Gather all lines in the entries that include the word "days".
━━━━━━━━━━
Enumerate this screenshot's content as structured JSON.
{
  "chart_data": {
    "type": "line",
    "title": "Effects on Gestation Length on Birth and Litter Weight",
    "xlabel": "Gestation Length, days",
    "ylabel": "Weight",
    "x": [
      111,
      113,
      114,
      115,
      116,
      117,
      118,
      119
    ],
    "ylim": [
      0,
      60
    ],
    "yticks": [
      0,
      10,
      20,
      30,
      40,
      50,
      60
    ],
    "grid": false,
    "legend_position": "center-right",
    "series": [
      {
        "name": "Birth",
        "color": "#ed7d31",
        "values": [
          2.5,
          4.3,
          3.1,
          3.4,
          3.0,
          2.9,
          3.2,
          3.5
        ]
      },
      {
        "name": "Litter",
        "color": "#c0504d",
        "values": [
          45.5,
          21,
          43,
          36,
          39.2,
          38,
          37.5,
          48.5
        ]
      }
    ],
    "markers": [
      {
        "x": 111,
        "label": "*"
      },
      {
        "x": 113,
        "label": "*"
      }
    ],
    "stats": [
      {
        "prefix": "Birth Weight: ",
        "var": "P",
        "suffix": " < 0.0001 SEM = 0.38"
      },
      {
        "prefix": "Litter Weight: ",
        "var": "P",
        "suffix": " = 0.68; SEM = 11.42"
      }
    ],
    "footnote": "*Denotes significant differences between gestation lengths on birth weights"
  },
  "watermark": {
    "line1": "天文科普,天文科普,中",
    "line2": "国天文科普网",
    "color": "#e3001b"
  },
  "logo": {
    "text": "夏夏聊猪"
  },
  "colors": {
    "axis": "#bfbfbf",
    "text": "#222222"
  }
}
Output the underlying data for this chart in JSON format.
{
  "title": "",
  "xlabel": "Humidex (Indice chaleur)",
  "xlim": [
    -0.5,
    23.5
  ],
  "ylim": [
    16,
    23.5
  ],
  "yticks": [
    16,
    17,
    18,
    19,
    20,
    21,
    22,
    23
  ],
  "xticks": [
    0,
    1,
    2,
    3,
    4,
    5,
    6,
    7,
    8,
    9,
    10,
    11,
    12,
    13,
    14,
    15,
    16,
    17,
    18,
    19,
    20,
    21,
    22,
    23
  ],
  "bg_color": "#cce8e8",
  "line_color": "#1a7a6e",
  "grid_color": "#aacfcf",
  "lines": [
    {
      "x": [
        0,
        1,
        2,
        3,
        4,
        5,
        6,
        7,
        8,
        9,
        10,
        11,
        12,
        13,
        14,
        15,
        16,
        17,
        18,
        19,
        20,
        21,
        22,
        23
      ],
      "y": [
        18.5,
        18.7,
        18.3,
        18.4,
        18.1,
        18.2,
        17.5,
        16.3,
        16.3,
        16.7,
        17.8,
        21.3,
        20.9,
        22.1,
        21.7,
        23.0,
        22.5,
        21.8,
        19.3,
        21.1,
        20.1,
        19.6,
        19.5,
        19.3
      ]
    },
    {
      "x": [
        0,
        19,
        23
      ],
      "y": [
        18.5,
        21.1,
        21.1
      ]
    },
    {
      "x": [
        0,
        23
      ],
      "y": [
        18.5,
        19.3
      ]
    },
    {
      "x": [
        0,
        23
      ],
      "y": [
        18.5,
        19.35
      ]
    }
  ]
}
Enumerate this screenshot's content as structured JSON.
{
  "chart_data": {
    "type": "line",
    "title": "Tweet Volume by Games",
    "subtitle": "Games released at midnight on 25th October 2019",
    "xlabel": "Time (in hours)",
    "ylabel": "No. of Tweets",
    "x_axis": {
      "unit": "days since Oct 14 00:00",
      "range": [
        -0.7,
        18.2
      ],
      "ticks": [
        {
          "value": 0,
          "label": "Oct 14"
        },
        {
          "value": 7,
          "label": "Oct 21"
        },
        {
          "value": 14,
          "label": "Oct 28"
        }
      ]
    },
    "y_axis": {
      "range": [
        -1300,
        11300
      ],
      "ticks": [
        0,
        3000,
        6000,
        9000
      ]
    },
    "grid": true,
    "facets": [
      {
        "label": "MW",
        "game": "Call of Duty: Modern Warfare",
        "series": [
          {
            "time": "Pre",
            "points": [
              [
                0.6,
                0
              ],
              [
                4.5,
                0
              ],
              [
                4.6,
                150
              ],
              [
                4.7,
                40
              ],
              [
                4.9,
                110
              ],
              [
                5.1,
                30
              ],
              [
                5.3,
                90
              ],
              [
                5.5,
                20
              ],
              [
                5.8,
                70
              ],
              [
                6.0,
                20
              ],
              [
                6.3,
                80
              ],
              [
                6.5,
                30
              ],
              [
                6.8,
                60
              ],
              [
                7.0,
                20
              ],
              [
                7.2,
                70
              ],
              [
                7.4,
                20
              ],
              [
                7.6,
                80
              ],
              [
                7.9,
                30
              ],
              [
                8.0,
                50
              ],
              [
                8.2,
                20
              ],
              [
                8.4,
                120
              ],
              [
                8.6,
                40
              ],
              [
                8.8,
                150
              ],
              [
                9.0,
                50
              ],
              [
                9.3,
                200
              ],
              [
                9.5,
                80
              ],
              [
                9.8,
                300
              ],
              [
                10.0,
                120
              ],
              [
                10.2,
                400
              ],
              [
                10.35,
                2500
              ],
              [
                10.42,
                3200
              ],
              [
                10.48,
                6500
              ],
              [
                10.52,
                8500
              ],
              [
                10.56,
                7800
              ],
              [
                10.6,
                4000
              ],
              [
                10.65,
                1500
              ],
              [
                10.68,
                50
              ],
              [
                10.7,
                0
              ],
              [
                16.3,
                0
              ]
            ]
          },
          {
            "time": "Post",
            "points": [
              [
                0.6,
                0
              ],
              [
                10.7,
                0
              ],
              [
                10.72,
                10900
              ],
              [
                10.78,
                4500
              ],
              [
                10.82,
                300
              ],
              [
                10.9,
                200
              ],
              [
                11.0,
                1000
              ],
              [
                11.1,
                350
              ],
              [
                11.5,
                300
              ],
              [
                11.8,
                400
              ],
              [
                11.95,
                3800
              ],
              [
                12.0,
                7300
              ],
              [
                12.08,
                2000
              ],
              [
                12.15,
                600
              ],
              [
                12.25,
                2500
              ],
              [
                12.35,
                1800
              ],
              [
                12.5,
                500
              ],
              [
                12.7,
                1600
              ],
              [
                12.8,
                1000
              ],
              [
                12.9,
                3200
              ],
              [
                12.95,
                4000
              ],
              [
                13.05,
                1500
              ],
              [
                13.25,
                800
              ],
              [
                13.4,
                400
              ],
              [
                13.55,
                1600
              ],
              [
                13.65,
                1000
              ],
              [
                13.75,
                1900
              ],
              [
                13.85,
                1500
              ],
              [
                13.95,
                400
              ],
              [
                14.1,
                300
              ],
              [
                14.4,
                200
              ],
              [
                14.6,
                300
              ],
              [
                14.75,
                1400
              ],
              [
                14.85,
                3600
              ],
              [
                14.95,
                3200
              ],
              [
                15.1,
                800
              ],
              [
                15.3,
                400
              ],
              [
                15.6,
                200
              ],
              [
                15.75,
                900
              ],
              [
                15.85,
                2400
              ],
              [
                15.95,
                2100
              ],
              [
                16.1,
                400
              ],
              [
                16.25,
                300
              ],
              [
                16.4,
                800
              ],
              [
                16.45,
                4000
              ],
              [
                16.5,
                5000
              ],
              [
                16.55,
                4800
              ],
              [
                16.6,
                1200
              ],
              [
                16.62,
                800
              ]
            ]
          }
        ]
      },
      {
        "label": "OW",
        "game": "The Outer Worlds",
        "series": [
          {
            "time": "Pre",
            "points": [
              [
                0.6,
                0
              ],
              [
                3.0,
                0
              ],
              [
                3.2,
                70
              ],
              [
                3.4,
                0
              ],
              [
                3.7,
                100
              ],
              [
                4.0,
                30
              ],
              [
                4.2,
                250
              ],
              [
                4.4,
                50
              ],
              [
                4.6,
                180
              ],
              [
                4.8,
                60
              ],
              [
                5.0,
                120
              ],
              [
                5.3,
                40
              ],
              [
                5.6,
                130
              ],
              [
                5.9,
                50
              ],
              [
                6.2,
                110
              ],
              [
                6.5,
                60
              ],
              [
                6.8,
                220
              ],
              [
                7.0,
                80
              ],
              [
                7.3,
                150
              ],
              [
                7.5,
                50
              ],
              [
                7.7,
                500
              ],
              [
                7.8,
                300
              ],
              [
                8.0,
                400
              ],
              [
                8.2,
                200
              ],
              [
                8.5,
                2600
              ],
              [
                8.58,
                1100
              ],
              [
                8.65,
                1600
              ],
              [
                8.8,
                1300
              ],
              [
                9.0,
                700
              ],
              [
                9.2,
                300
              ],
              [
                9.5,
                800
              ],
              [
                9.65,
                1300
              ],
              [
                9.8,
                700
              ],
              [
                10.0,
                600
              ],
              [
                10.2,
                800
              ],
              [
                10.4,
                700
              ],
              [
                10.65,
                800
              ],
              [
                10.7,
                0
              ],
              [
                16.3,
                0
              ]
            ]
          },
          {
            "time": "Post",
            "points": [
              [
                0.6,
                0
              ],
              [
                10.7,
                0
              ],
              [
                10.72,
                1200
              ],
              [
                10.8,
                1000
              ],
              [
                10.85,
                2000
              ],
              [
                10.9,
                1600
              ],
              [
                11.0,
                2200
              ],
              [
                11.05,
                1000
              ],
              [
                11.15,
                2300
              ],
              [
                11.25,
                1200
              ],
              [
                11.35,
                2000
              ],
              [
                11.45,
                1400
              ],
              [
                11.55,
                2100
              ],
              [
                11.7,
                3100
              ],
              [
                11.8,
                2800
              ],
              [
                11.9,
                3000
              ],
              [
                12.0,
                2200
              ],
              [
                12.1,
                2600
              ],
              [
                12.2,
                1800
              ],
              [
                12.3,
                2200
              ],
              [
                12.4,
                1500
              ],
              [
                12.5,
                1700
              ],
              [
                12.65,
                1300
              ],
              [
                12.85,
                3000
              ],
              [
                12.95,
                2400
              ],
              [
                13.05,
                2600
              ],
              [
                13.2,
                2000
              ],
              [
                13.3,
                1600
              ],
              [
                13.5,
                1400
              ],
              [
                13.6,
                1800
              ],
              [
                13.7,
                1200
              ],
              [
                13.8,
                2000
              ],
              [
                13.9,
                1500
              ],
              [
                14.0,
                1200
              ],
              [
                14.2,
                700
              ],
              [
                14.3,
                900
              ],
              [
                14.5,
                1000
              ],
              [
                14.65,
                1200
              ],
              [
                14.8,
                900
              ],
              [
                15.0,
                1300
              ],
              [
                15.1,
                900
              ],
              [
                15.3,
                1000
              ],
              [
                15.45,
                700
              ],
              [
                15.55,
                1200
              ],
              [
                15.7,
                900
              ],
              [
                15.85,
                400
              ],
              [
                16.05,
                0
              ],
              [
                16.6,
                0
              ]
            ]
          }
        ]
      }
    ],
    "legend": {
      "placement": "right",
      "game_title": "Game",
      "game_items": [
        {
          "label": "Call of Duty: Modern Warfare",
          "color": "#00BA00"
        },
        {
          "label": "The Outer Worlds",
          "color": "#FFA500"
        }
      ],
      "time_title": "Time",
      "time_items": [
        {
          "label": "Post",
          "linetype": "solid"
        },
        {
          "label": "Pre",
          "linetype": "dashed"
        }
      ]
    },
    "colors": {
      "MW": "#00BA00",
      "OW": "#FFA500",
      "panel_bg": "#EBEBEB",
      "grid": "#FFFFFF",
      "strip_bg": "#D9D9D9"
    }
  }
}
━━━━━━━━━━
→ Response for this exercise
    "xlabel": "Gestation Length, days",
      "unit": "days since Oct 14 00:00",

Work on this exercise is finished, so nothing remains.